Document passage =

[start]

# Cramming Entropy Encoding into Index Buffer Compression

I was never really happy with the compression ratio achieved in the Vertex Cached Optimised Index Buffer Compression algorithm, including the improved version, even though the speed was good (if you haven’t read these posts, this one might not make sense in places). One of the obvious strategies to improve the compression was to add some form of entropy encoding. The challenge was to get a decent boost in compression ratio while keeping decoding and encoding speed/memory usage reasonable.

Index buffers may not seem at first glance to be that big of a deal in terms of size, but actually they can be quite a large proportion of a mesh, especially for 32bit indices. This is because on average there are approximately 2 triangles for each vertex in a triangle mesh and each triangle takes up 12 bytes.

Note, for the remainder of this post I’ll be basing the work on the second triangle code based algorithm, that currently does not handle degenerate triangles (triangles where 2 vertices are the same). It is not impossible to modify this algorithm to support degenerates, but that will be for when I have some more spare time.

## Probability Distributions

From previous work, I had a hunch about what the probability distribution for the triangle codes was, with the edge/new vertex code being the most likely and the edge/cache code being almost as frequent. During testing, collected statistics showed this was indeed the case. In fact, for the vertex cache optimised meshes tested, over 98% of the triangle codes were one of the edge codes (including edge/free vertex, but in a much lower proportion).

Entropy encoding on the triangle codes alone wouldn’t be enough to make much of a difference (given the triangle code is only 4 bits and the average triangle about 12.5 in the current algorithm), without reducing the amount of space used by the edge and vertex cache FIFO index entries. Luckily, Tom Forsyth’s vertex cache optimisation algorithm (explained here) is designed to take advantage of multiple potential cache sizes (32 entries or smaller), meaning it biases towards more recent cache entries (as that will cause a hit in both the smaller and larger caches).

[end]

In the index buffer compression post, what share of the triangle codes were edge codes for the vertex cache optimised meshes that were tested? The lines after this point have no connection to the index buffer compression post.

Data =

[start]

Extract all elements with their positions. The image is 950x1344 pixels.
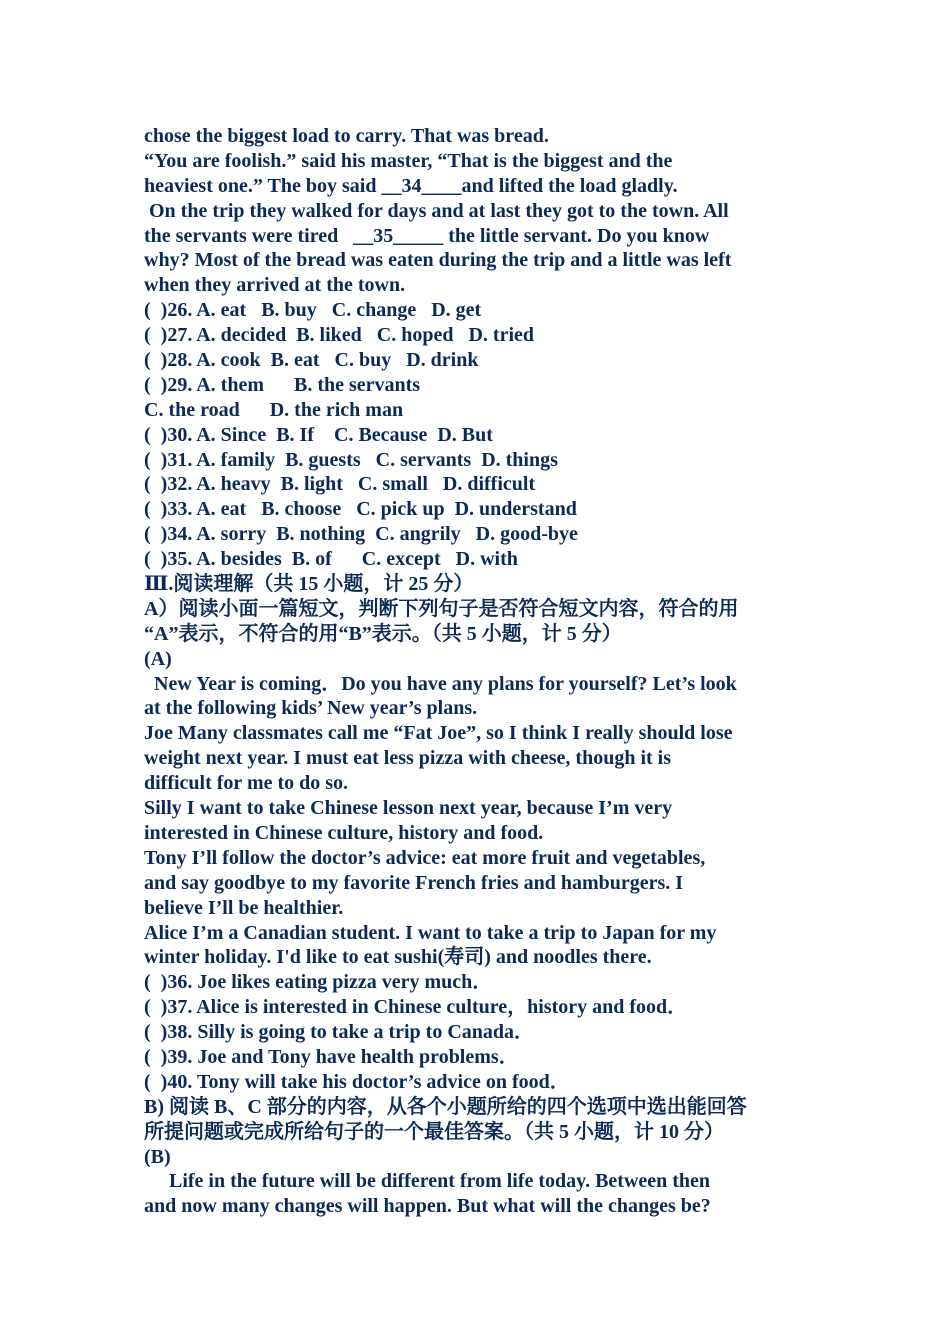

[end]

Answer to this task =
Over 98% of them.